**Exercise goal:**
Write out the entries verbatim and leave the images out of the copy.

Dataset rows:
━━━━━━━━

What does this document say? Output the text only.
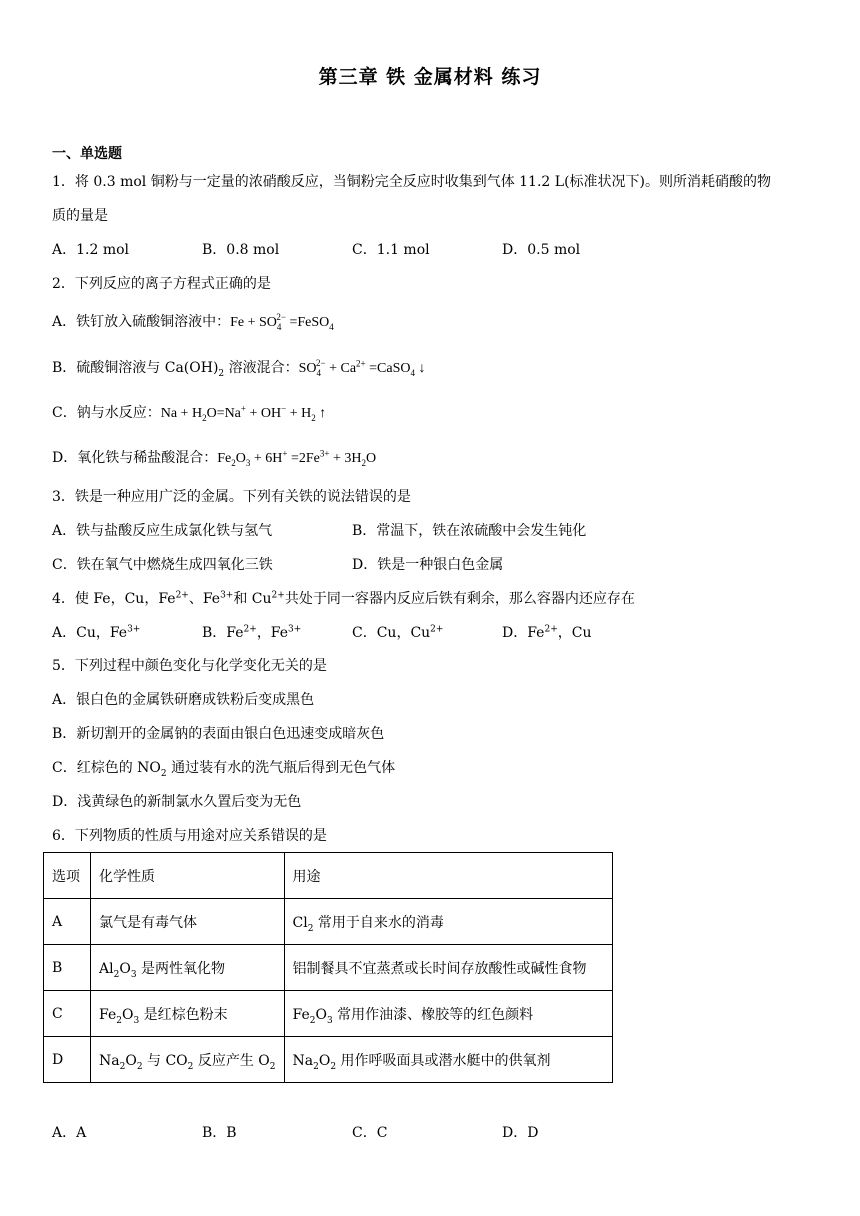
第三章 铁 金属材料 练习
一、单选题
1．将 0.3 mol 铜粉与一定量的浓硝酸反应，当铜粉完全反应时收集到气体 11.2 L(标准状况下)。则所消耗硝酸的物
质的量是
A．1.2 mol	B．0.8 mol	C．1.1 mol	D．0.5 mol
2．下列反应的离子方程式正确的是
A．铁钉放入硫酸铜溶液中：$Fe + SO_4^{2-}$ =FeSO$_4$
B．硫酸铜溶液与 $Ca(OH)_2$ 溶液混合：$SO_4^{2-} + Ca^{2+}$ =CaSO$_4$ ↓
C．钠与水反应：$Na + H_2O=Na^+ + OH^- + H_2$ ↑
D．氧化铁与稀盐酸混合：$Fe_2O_3 + 6H^+ =2Fe^{3+} + 3H_2O$
3．铁是一种应用广泛的金属。下列有关铁的说法错误的是
A．铁与盐酸反应生成氯化铁与氢气	B．常温下，铁在浓硫酸中会发生钝化
C．铁在氧气中燃烧生成四氧化三铁	D．铁是一种银白色金属
4．使 Fe，Cu，$Fe^{2+}$、$Fe^{3+}$和 $Cu^{2+}$共处于同一容器内反应后铁有剩余，那么容器内还应存在
A．Cu，$Fe^{3+}$	B．$Fe^{2+}$，$Fe^{3+}$	C．Cu，$Cu^{2+}$	D．$Fe^{2+}$，Cu
5．下列过程中颜色变化与化学变化无关的是
A．银白色的金属铁研磨成铁粉后变成黑色
B．新切割开的金属钠的表面由银白色迅速变成暗灰色
C．红棕色的 $NO_2$ 通过装有水的洗气瓶后得到无色气体
D．浅黄绿色的新制氯水久置后变为无色
6．下列物质的性质与用途对应关系错误的是
选项	化学性质	用途
A	氯气是有毒气体	$Cl_2$ 常用于自来水的消毒
B	$Al_2O_3$ 是两性氧化物	铝制餐具不宜蒸煮或长时间存放酸性或碱性食物
C	$Fe_2O_3$ 是红棕色粉末	$Fe_2O_3$ 常用作油漆、橡胶等的红色颜料
D	$Na_2O_2$ 与 $CO_2$ 反应产生 $O_2$	$Na_2O_2$ 用作呼吸面具或潜水艇中的供氧剂
A．A	B．B	C．C	D．D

━━━━━━━━

**Solution to this task:**
What does this document say? Output the text only.
第三章 铁 金属材料 练习
一、单选题
1．将 0.3 mol 铜粉与一定量的浓硝酸反应，当铜粉完全反应时收集到气体 11.2 L(标准状况下)。则所消耗硝酸的物
质的量是
A．1.2 mol	B．0.8 mol	C．1.1 mol	D．0.5 mol
2．下列反应的离子方程式正确的是
A．铁钉放入硫酸铜溶液中：$Fe + SO_4^{2-}$ =FeSO$_4$
B．硫酸铜溶液与 $Ca(OH)_2$ 溶液混合：$SO_4^{2-} + Ca^{2+}$ =CaSO$_4$ ↓
C．钠与水反应：$Na + H_2O=Na^+ + OH^- + H_2$ ↑
D．氧化铁与稀盐酸混合：$Fe_2O_3 + 6H^+ =2Fe^{3+} + 3H_2O$
3．铁是一种应用广泛的金属。下列有关铁的说法错误的是
A．铁与盐酸反应生成氯化铁与氢气	B．常温下，铁在浓硫酸中会发生钝化
C．铁在氧气中燃烧生成四氧化三铁	D．铁是一种银白色金属
4．使 Fe，Cu，$Fe^{2+}$、$Fe^{3+}$和 $Cu^{2+}$共处于同一容器内反应后铁有剩余，那么容器内还应存在
A．Cu，$Fe^{3+}$	B．$Fe^{2+}$，$Fe^{3+}$	C．Cu，$Cu^{2+}$	D．$Fe^{2+}$，Cu
5．下列过程中颜色变化与化学变化无关的是
A．银白色的金属铁研磨成铁粉后变成黑色
B．新切割开的金属钠的表面由银白色迅速变成暗灰色
C．红棕色的 $NO_2$ 通过装有水的洗气瓶后得到无色气体
D．浅黄绿色的新制氯水久置后变为无色
6．下列物质的性质与用途对应关系错误的是
选项	化学性质	用途
A	氯气是有毒气体	$Cl_2$ 常用于自来水的消毒
B	$Al_2O_3$ 是两性氧化物	铝制餐具不宜蒸煮或长时间存放酸性或碱性食物
C	$Fe_2O_3$ 是红棕色粉末	$Fe_2O_3$ 常用作油漆、橡胶等的红色颜料
D	$Na_2O_2$ 与 $CO_2$ 反应产生 $O_2$	$Na_2O_2$ 用作呼吸面具或潜水艇中的供氧剂
A．A	B．B	C．C	D．D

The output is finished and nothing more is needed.